* WHAT IS BEING ASKED *
How many lines of the data hold the word "оборудования"? State the number and nothing else.

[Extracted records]

────────────────────────────────────────

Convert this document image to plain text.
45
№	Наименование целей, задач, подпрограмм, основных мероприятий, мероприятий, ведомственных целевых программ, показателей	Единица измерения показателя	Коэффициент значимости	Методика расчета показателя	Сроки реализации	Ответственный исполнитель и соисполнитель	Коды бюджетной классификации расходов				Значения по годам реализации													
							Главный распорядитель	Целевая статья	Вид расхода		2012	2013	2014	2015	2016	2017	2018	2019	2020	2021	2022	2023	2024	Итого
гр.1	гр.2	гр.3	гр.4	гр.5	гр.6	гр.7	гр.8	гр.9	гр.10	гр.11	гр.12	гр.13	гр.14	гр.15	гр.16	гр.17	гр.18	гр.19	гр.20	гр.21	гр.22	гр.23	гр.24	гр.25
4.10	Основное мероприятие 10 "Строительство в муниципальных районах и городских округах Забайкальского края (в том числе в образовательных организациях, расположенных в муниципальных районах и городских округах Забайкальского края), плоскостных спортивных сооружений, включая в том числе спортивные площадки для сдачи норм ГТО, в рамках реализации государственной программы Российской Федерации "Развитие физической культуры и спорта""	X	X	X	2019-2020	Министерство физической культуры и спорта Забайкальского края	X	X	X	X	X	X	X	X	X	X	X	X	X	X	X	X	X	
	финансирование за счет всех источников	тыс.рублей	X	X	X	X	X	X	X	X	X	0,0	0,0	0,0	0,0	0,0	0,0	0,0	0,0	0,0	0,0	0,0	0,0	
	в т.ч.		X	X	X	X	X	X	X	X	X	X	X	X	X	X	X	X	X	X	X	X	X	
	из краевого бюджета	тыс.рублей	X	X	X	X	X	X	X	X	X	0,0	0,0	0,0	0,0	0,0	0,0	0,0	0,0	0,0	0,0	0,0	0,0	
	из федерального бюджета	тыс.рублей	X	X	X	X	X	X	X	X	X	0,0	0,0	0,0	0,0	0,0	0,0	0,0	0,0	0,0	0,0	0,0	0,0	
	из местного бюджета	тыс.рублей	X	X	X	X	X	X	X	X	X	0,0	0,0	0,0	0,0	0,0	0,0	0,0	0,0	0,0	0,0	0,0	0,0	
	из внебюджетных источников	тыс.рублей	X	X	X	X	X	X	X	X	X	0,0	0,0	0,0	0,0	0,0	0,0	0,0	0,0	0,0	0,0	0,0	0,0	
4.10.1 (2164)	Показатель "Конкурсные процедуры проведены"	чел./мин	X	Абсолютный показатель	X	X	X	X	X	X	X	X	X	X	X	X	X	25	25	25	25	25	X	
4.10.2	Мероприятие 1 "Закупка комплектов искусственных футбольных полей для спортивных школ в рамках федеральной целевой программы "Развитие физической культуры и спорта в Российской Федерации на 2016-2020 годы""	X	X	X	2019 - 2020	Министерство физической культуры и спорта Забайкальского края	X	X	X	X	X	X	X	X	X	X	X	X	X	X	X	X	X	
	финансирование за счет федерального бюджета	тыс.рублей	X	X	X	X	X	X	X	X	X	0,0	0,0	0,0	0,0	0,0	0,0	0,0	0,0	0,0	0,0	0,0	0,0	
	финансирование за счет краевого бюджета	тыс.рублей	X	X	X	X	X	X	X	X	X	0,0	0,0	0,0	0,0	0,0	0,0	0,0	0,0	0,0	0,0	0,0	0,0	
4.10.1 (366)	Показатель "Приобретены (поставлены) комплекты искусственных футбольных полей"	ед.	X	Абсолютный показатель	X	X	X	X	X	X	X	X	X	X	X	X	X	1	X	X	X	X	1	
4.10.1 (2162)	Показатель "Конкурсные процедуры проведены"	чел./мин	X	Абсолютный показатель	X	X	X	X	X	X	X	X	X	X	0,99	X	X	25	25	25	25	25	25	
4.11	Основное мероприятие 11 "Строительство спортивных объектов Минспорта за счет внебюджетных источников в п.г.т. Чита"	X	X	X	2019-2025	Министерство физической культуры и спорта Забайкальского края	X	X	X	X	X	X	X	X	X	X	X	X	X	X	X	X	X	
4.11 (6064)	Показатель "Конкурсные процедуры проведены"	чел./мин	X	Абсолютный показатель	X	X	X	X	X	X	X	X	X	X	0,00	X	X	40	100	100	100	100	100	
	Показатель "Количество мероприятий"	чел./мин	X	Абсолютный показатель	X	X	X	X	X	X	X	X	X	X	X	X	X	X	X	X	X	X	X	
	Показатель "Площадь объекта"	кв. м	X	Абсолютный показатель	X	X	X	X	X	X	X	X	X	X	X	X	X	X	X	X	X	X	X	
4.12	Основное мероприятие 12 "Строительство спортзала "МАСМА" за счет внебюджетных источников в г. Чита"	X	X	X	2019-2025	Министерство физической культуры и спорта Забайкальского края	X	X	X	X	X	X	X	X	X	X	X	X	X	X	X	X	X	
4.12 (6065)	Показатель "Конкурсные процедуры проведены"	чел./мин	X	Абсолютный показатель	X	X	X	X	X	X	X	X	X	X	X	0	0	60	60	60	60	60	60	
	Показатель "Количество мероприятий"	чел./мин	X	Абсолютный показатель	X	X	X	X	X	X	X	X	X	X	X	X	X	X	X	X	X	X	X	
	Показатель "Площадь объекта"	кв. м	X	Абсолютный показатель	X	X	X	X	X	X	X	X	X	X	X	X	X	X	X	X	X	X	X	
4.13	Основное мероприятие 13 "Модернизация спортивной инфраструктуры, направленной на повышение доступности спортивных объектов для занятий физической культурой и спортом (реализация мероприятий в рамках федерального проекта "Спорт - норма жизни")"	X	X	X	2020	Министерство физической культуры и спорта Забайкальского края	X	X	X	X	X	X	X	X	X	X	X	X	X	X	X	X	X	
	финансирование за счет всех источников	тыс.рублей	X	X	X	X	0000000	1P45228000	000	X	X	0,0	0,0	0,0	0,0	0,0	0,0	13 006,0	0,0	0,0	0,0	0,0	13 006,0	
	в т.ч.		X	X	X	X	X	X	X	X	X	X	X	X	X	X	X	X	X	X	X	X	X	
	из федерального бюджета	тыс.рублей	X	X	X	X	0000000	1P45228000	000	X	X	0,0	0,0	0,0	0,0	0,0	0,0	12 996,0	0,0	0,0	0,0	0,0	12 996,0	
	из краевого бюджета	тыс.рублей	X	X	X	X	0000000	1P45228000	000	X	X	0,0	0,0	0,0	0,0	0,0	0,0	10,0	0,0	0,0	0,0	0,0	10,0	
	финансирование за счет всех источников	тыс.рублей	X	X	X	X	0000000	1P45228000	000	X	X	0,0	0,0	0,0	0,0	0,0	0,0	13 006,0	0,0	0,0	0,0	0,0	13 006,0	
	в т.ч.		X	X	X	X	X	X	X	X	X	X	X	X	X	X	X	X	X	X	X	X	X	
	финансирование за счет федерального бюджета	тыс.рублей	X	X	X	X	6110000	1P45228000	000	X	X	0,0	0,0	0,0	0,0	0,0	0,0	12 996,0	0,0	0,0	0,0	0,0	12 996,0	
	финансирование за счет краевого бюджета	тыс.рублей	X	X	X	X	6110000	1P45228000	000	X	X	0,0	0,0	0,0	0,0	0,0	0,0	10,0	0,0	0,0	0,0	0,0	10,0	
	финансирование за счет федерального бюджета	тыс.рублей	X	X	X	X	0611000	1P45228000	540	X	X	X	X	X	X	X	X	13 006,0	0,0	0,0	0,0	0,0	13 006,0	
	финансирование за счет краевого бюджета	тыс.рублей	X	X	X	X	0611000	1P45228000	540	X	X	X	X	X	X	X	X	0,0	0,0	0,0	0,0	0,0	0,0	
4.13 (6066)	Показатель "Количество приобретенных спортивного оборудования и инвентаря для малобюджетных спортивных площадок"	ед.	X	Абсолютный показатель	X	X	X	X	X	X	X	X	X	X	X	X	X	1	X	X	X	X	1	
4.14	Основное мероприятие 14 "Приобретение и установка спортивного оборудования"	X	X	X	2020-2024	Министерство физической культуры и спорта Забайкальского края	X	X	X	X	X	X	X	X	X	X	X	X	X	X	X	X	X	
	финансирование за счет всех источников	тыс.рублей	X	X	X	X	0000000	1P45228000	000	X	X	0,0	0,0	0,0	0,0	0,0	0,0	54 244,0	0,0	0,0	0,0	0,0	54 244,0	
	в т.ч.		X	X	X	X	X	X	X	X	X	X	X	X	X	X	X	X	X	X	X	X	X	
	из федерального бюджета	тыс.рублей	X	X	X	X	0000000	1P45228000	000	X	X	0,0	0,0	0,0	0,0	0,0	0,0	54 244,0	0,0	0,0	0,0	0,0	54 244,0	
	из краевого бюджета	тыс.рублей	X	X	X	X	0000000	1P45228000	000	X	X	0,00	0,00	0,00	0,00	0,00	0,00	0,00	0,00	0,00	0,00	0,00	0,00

────────────────────────────────────────

* EXPECTED ANSWER *
2